*** SUPPLIED ENTRIES ***
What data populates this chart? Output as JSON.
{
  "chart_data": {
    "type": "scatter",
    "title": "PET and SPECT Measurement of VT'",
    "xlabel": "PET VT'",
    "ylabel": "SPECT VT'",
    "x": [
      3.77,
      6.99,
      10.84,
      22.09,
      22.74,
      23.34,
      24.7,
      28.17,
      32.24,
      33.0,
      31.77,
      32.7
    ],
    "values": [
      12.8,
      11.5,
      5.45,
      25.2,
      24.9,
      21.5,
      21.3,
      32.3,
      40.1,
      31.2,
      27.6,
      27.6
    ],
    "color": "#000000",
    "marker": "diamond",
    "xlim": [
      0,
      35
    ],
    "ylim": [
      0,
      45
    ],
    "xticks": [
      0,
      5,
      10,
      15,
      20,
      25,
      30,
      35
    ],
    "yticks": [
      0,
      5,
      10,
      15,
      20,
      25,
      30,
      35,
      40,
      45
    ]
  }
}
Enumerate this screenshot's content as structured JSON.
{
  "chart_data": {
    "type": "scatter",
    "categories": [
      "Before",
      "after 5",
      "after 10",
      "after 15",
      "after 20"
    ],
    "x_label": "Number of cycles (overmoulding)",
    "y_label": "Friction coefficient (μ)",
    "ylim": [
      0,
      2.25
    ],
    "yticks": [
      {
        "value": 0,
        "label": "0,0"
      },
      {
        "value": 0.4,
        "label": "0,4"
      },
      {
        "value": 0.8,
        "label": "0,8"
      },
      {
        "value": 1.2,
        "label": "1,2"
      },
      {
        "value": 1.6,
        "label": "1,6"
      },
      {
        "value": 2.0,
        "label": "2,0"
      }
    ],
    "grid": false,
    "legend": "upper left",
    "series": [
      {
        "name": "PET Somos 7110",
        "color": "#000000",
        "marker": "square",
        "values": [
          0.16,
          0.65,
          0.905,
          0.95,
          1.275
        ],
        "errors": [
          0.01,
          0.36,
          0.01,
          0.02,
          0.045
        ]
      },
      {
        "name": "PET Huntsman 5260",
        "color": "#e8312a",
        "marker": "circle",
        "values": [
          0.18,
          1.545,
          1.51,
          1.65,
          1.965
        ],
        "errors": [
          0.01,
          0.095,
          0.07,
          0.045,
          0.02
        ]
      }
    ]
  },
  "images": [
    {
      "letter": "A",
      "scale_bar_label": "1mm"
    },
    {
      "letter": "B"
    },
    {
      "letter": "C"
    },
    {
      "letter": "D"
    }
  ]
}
***
■ INSTRUCTION
Make an exact copy of the material above.

■ EXERCISE ANSWER
What data populates this chart? Output as JSON.
{
  "chart_data": {
    "type": "scatter",
    "title": "PET and SPECT Measurement of VT'",
    "xlabel": "PET VT'",
    "ylabel": "SPECT VT'",
    "x": [
      3.77,
      6.99,
      10.84,
      22.09,
      22.74,
      23.34,
      24.7,
      28.17,
      32.24,
      33.0,
      31.77,
      32.7
    ],
    "values": [
      12.8,
      11.5,
      5.45,
      25.2,
      24.9,
      21.5,
      21.3,
      32.3,
      40.1,
      31.2,
      27.6,
      27.6
    ],
    "color": "#000000",
    "marker": "diamond",
    "xlim": [
      0,
      35
    ],
    "ylim": [
      0,
      45
    ],
    "xticks": [
      0,
      5,
      10,
      15,
      20,
      25,
      30,
      35
    ],
    "yticks": [
      0,
      5,
      10,
      15,
      20,
      25,
      30,
      35,
      40,
      45
    ]
  }
}
Enumerate this screenshot's content as structured JSON.
{
  "chart_data": {
    "type": "scatter",
    "categories": [
      "Before",
      "after 5",
      "after 10",
      "after 15",
      "after 20"
    ],
    "x_label": "Number of cycles (overmoulding)",
    "y_label": "Friction coefficient (μ)",
    "ylim": [
      0,
      2.25
    ],
    "yticks": [
      {
        "value": 0,
        "label": "0,0"
      },
      {
        "value": 0.4,
        "label": "0,4"
      },
      {
        "value": 0.8,
        "label": "0,8"
      },
      {
        "value": 1.2,
        "label": "1,2"
      },
      {
        "value": 1.6,
        "label": "1,6"
      },
      {
        "value": 2.0,
        "label": "2,0"
      }
    ],
    "grid": false,
    "legend": "upper left",
    "series": [
      {
        "name": "PET Somos 7110",
        "color": "#000000",
        "marker": "square",
        "values": [
          0.16,
          0.65,
          0.905,
          0.95,
          1.275
        ],
        "errors": [
          0.01,
          0.36,
          0.01,
          0.02,
          0.045
        ]
      },
      {
        "name": "PET Huntsman 5260",
        "color": "#e8312a",
        "marker": "circle",
        "values": [
          0.18,
          1.545,
          1.51,
          1.65,
          1.965
        ],
        "errors": [
          0.01,
          0.095,
          0.07,
          0.045,
          0.02
        ]
      }
    ]
  },
  "images": [
    {
      "letter": "A",
      "scale_bar_label": "1mm"
    },
    {
      "letter": "B"
    },
    {
      "letter": "C"
    },
    {
      "letter": "D"
    }
  ]
}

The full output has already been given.